╔══

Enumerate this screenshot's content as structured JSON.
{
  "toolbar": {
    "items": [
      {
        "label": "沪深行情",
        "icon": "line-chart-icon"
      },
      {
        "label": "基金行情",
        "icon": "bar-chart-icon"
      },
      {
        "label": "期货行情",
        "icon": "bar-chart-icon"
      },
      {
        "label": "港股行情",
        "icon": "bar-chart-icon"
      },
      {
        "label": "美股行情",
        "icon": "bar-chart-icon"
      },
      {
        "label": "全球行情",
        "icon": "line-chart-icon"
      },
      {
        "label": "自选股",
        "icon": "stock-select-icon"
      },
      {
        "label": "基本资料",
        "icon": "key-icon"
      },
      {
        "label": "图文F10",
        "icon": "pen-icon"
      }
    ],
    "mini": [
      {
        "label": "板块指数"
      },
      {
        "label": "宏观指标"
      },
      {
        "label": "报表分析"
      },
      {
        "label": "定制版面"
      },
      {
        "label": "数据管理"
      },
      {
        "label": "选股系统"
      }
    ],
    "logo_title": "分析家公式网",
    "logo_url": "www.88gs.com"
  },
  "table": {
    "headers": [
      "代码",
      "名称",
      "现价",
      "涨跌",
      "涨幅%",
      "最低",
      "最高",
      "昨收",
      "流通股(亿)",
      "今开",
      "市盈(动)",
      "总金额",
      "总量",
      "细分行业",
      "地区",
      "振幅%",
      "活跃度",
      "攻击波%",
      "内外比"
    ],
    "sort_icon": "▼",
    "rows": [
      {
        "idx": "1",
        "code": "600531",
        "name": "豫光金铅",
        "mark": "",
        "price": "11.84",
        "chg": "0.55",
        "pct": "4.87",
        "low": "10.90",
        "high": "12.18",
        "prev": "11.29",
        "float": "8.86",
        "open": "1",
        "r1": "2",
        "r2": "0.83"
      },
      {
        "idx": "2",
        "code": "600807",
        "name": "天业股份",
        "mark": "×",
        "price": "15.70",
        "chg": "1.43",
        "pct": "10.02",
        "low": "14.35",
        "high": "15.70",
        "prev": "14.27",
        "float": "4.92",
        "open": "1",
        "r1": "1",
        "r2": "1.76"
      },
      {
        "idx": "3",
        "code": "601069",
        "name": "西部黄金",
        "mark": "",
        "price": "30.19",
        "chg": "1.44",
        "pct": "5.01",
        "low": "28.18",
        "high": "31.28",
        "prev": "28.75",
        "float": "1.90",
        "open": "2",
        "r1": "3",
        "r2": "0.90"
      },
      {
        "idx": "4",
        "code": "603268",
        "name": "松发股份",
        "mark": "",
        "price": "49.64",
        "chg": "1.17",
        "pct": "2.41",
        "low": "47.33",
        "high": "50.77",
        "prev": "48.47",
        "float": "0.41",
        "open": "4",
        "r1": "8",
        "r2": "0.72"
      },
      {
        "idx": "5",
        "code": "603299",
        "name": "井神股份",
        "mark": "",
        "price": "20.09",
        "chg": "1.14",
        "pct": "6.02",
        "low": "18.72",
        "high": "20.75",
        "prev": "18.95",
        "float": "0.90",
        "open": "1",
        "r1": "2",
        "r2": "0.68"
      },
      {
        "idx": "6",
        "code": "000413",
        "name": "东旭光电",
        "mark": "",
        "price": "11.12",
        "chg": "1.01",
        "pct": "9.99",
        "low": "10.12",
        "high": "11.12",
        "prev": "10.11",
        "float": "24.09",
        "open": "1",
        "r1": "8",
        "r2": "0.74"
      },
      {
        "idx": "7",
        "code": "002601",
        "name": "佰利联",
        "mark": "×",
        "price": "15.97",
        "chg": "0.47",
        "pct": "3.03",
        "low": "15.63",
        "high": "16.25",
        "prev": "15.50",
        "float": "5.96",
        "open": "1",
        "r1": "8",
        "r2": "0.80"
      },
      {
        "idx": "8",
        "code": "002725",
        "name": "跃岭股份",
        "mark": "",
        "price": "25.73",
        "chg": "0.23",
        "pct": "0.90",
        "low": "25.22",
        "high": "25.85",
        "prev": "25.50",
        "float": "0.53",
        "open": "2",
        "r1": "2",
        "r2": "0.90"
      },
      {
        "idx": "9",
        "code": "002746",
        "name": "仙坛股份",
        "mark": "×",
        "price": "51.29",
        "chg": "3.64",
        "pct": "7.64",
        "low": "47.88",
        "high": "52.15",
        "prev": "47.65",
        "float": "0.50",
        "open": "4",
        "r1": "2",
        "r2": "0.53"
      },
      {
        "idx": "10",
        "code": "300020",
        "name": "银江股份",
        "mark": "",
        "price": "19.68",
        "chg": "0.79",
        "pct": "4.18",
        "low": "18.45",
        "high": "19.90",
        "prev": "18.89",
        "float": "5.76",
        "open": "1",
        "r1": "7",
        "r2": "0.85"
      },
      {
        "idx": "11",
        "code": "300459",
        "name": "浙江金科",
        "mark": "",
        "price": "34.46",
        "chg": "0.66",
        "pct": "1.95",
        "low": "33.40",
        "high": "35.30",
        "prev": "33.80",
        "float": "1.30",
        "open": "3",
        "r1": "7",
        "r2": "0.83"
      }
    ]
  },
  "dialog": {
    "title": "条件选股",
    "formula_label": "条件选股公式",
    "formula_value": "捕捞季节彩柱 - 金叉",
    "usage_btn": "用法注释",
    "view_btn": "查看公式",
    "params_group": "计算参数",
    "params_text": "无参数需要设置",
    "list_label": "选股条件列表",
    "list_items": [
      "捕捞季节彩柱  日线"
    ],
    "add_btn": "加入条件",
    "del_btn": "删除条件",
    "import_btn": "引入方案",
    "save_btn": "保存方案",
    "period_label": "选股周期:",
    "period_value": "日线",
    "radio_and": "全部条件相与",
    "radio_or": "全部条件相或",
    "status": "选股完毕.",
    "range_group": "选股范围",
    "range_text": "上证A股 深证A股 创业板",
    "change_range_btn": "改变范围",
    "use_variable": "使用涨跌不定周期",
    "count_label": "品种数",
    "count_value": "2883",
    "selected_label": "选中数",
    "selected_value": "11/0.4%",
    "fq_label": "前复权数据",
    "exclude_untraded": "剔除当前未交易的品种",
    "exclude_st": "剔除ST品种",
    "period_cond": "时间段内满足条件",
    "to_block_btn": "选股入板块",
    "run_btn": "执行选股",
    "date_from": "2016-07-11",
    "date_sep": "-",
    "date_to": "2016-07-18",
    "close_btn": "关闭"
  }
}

╚══

__WHAT IS BEING ASKED__.
Search the preceding listing for the word "code" and pull out every line that holds it.

__COMPLETE RESPONSE__.
        "code": "600531",
        "code": "600807",
        "code": "601069",
        "code": "603268",
        "code": "603299",
        "code": "000413",
        "code": "002601",
        "code": "002725",
        "code": "002746",
        "code": "300020",
        "code": "300459",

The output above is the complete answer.